*PROBLEM SET*:
1. In the AWS CLI and kubectl setup steps, which user should you log on to the server as?
2. In the AWS CLI and kubectl setup steps, shorten the step beginning "Run the following command to configure the AWS CLI" into a brief list.
START PAGE EXCERPT
Step 5—Install and configure AWS CLI and kubectl

  1. Log on to your Linux/Windows server as a root user.
  2. Install AWS CLI.
  3. Run the following command to configure the AWS CLI. Enter the values when prompted

    $ aws configure
    AWS Secret Access Key [None]: wJalrXUtnFEMI/K7MDENG/bPxRfiCYEXAMPLEKEY
    Default region name [None]: us-west-2
    Default output format [None]: json
  4. Install kubectl.
  5. Configure the kubeconfig file with the EKS cluster’s details.

    Here’s a sample kubeconfig file:

    apiVersion: v1
    - cluster:
    name: arn:aws:eks:eu-west-2:274820375133:cluster/qe-cluster
    - context:
      cluster: arn:aws:eks:eu-west-2:274820375133:cluster/qe-cluster
      user: arn:aws:eks:eu-west-2:274820375133:cluster/qe-cluster
    name: arn:aws:eks:eu-west-2:274820375133:cluster/qe-cluster
    current-context: arn:aws:eks:eu-west-2:274820375133:cluster/qe-cluster
    kind: Config
    preferences: {}
    - name: arn:aws:eks:eu-west-2:274820375133:cluster/qe-cluster
         - --region
         - eu-west-2
         - eks
         - get-token
         - --cluster-name
         - qe-cluster
         command: aws
  6. Verify the kubectl configuration by getting your EKS cluster state, for example.
END PAGE EXCERPT
START EXTRACTED ENTRIES
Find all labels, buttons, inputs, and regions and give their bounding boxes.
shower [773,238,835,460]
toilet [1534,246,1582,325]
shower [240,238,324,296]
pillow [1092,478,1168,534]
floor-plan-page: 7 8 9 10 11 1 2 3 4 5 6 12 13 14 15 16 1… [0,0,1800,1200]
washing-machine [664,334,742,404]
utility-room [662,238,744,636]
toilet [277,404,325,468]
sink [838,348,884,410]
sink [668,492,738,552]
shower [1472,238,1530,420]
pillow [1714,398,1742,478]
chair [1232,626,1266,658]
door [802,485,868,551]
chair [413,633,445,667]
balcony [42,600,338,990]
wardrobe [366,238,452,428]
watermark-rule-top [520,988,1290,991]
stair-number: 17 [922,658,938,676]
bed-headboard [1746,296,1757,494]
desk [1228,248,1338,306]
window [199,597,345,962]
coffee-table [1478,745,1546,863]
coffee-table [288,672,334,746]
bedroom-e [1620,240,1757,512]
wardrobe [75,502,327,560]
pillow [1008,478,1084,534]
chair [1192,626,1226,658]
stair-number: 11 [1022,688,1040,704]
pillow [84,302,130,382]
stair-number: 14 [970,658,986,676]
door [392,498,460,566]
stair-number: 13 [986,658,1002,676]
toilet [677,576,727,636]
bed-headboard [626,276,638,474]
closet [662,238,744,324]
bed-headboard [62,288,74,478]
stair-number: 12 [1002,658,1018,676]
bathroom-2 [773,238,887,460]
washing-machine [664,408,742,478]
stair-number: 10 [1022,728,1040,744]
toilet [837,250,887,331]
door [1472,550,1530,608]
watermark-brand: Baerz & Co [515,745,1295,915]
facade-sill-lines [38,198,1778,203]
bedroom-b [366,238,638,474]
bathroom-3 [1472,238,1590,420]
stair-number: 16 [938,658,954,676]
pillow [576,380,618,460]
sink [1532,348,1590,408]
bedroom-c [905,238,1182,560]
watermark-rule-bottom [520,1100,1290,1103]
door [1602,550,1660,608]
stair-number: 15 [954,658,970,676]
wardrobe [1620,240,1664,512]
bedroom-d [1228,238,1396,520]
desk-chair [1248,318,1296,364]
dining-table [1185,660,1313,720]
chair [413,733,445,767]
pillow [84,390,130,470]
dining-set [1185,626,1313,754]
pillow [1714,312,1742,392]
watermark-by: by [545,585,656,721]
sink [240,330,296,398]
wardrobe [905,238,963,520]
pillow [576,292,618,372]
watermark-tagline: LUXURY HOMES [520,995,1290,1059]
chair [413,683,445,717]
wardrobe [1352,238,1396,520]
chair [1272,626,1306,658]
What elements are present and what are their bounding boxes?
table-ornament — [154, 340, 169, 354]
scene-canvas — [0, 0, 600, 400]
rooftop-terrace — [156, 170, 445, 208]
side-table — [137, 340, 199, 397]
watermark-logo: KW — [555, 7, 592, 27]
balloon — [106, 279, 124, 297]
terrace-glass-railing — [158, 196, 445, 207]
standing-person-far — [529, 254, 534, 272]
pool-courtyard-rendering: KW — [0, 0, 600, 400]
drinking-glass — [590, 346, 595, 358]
END EXTRACTED ENTRIES
*TASK ANSWERS*:
1. A root user.

2.
- Run aws configure.
- Enter the secret access key when prompted.
- Set the default region name (us-west-2 in the sample).
- Set the default output format (json in the sample).